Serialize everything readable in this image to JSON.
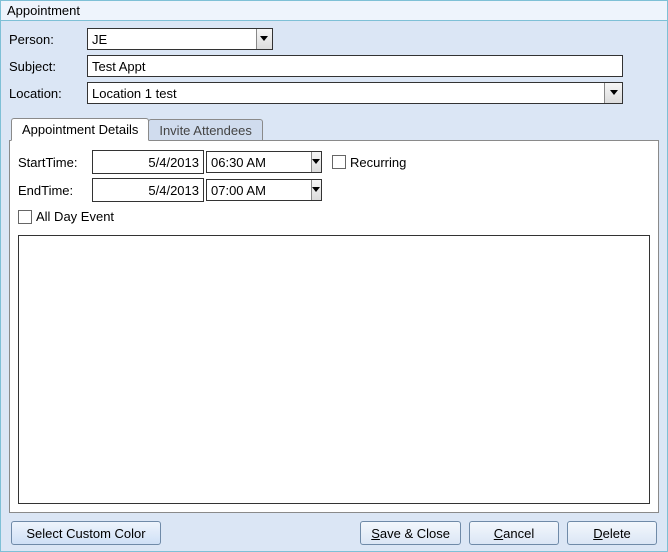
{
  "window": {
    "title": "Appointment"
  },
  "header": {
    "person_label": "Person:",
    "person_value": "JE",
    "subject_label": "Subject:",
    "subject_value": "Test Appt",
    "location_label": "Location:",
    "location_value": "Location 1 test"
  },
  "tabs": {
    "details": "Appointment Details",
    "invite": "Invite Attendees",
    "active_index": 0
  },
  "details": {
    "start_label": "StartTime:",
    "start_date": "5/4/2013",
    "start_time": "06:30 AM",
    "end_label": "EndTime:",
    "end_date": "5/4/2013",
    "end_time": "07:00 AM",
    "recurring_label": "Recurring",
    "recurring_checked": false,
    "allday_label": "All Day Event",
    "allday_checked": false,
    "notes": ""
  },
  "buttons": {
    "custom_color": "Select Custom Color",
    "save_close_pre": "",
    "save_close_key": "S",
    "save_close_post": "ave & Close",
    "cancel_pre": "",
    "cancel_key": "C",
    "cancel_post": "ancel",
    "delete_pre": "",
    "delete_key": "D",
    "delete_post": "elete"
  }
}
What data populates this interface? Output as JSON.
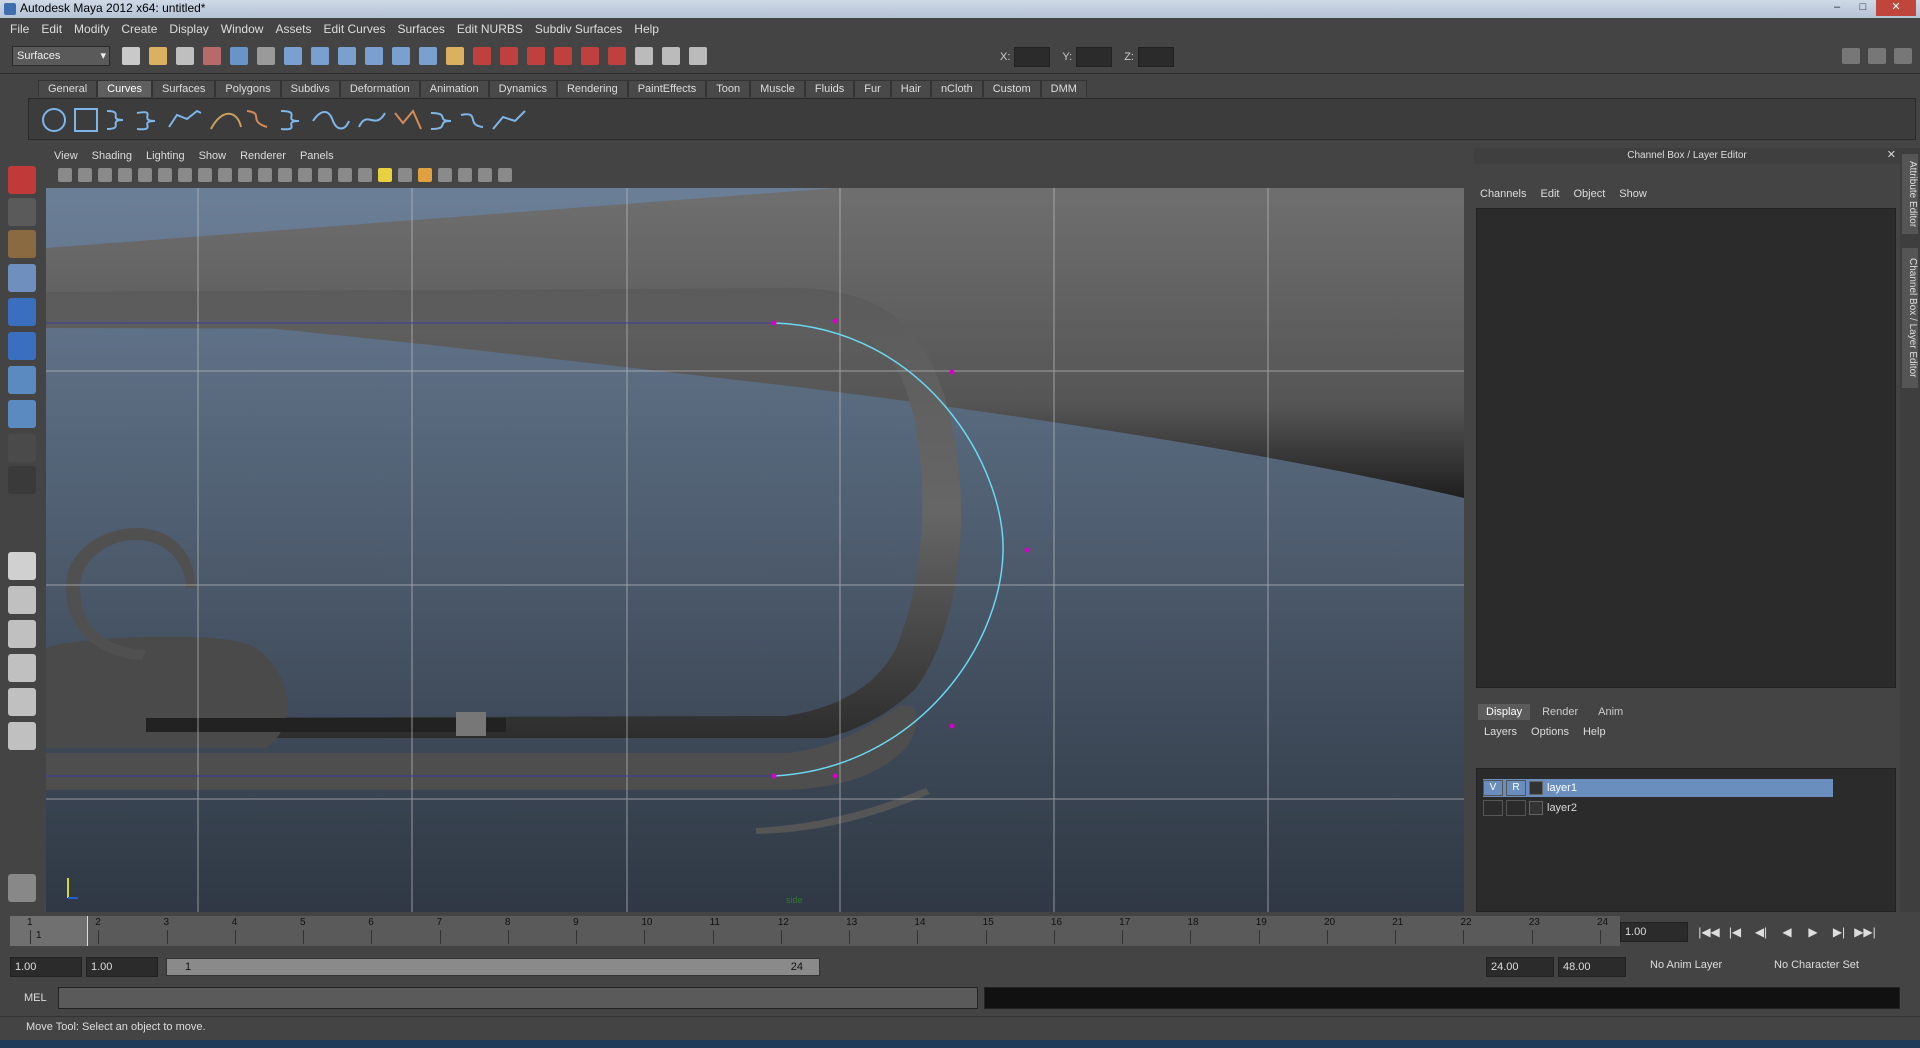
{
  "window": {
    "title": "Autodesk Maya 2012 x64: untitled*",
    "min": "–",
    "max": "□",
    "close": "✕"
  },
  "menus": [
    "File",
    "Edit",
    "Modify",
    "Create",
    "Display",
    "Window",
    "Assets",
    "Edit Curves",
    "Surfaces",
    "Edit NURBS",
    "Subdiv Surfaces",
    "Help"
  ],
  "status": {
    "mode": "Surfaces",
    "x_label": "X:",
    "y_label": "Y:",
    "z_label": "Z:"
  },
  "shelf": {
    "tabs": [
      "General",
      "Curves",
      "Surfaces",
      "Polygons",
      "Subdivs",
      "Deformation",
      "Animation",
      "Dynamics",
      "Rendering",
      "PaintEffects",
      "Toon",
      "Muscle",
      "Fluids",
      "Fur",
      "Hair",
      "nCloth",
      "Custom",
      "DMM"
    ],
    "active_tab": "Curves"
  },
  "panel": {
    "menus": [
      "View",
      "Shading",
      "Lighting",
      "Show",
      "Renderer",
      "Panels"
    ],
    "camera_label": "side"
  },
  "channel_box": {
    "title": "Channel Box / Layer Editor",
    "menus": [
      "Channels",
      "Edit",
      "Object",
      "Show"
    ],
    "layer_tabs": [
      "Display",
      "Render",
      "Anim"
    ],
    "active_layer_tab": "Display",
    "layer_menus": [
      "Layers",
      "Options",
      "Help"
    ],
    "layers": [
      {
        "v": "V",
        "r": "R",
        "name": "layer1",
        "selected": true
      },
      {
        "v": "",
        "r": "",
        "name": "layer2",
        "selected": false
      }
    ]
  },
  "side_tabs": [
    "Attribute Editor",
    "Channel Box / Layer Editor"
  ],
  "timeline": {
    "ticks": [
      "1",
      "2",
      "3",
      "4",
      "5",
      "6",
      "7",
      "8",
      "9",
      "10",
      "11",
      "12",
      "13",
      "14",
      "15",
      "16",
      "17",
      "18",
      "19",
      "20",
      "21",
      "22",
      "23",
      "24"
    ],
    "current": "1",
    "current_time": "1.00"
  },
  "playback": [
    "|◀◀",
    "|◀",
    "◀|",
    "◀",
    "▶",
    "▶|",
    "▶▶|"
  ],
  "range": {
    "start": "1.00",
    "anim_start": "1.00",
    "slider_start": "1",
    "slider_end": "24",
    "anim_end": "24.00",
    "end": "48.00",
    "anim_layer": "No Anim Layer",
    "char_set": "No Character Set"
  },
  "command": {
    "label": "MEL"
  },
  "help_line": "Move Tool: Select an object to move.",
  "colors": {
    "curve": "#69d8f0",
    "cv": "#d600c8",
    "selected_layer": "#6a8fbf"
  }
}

----

→ **PROBLEM DETAILS**
Reply with one number only: the count of lines in the entries that contain "Location".

→ **RESULT BELOW**
2